What this task involves: Every entry below must appear again, exactly as written.
** BEGIN **
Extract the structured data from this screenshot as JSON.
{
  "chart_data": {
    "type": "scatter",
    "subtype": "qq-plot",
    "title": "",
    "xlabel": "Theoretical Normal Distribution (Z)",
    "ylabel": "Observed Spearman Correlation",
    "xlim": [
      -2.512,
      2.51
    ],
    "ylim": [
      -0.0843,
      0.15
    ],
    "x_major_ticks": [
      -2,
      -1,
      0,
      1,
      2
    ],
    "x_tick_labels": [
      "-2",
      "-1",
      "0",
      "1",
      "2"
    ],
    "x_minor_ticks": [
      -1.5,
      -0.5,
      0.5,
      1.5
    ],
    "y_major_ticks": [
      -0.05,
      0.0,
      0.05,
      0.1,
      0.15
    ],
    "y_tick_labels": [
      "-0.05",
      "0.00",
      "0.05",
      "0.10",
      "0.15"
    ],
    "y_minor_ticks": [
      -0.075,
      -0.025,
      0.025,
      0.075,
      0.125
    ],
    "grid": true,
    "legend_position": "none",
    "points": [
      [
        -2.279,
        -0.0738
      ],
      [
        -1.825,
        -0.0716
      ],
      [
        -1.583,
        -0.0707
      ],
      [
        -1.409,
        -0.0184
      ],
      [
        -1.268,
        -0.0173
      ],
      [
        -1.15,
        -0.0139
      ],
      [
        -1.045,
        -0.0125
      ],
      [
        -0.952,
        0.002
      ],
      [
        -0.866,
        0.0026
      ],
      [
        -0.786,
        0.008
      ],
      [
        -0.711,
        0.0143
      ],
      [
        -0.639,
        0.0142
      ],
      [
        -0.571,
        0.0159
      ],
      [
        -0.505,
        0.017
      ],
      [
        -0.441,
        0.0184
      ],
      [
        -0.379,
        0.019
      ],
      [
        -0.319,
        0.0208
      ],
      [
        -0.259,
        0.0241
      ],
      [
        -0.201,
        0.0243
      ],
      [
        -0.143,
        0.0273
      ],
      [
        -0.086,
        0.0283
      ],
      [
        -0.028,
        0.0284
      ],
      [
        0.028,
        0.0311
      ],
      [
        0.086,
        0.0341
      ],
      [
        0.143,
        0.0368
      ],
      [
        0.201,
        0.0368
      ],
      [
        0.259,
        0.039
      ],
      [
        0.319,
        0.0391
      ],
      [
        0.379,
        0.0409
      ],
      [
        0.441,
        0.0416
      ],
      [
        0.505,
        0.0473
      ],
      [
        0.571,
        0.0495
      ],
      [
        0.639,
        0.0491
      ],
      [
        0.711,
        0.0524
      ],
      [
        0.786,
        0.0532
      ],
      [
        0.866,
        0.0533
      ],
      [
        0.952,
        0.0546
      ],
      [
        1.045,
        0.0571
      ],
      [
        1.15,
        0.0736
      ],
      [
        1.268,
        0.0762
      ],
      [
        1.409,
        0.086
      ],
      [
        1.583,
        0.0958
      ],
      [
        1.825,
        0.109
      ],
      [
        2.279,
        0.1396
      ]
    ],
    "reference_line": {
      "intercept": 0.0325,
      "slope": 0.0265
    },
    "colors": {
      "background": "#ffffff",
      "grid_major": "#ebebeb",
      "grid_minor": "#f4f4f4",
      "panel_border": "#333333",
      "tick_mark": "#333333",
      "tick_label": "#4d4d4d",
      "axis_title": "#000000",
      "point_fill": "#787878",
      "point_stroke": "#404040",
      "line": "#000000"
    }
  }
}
** END **
Answer to this problem:
Extract the structured data from this screenshot as JSON.
{
  "chart_data": {
    "type": "scatter",
    "subtype": "qq-plot",
    "title": "",
    "xlabel": "Theoretical Normal Distribution (Z)",
    "ylabel": "Observed Spearman Correlation",
    "xlim": [
      -2.512,
      2.51
    ],
    "ylim": [
      -0.0843,
      0.15
    ],
    "x_major_ticks": [
      -2,
      -1,
      0,
      1,
      2
    ],
    "x_tick_labels": [
      "-2",
      "-1",
      "0",
      "1",
      "2"
    ],
    "x_minor_ticks": [
      -1.5,
      -0.5,
      0.5,
      1.5
    ],
    "y_major_ticks": [
      -0.05,
      0.0,
      0.05,
      0.1,
      0.15
    ],
    "y_tick_labels": [
      "-0.05",
      "0.00",
      "0.05",
      "0.10",
      "0.15"
    ],
    "y_minor_ticks": [
      -0.075,
      -0.025,
      0.025,
      0.075,
      0.125
    ],
    "grid": true,
    "legend_position": "none",
    "points": [
      [
        -2.279,
        -0.0738
      ],
      [
        -1.825,
        -0.0716
      ],
      [
        -1.583,
        -0.0707
      ],
      [
        -1.409,
        -0.0184
      ],
      [
        -1.268,
        -0.0173
      ],
      [
        -1.15,
        -0.0139
      ],
      [
        -1.045,
        -0.0125
      ],
      [
        -0.952,
        0.002
      ],
      [
        -0.866,
        0.0026
      ],
      [
        -0.786,
        0.008
      ],
      [
        -0.711,
        0.0143
      ],
      [
        -0.639,
        0.0142
      ],
      [
        -0.571,
        0.0159
      ],
      [
        -0.505,
        0.017
      ],
      [
        -0.441,
        0.0184
      ],
      [
        -0.379,
        0.019
      ],
      [
        -0.319,
        0.0208
      ],
      [
        -0.259,
        0.0241
      ],
      [
        -0.201,
        0.0243
      ],
      [
        -0.143,
        0.0273
      ],
      [
        -0.086,
        0.0283
      ],
      [
        -0.028,
        0.0284
      ],
      [
        0.028,
        0.0311
      ],
      [
        0.086,
        0.0341
      ],
      [
        0.143,
        0.0368
      ],
      [
        0.201,
        0.0368
      ],
      [
        0.259,
        0.039
      ],
      [
        0.319,
        0.0391
      ],
      [
        0.379,
        0.0409
      ],
      [
        0.441,
        0.0416
      ],
      [
        0.505,
        0.0473
      ],
      [
        0.571,
        0.0495
      ],
      [
        0.639,
        0.0491
      ],
      [
        0.711,
        0.0524
      ],
      [
        0.786,
        0.0532
      ],
      [
        0.866,
        0.0533
      ],
      [
        0.952,
        0.0546
      ],
      [
        1.045,
        0.0571
      ],
      [
        1.15,
        0.0736
      ],
      [
        1.268,
        0.0762
      ],
      [
        1.409,
        0.086
      ],
      [
        1.583,
        0.0958
      ],
      [
        1.825,
        0.109
      ],
      [
        2.279,
        0.1396
      ]
    ],
    "reference_line": {
      "intercept": 0.0325,
      "slope": 0.0265
    },
    "colors": {
      "background": "#ffffff",
      "grid_major": "#ebebeb",
      "grid_minor": "#f4f4f4",
      "panel_border": "#333333",
      "tick_mark": "#333333",
      "tick_label": "#4d4d4d",
      "axis_title": "#000000",
      "point_fill": "#787878",
      "point_stroke": "#404040",
      "line": "#000000"
    }
  }
}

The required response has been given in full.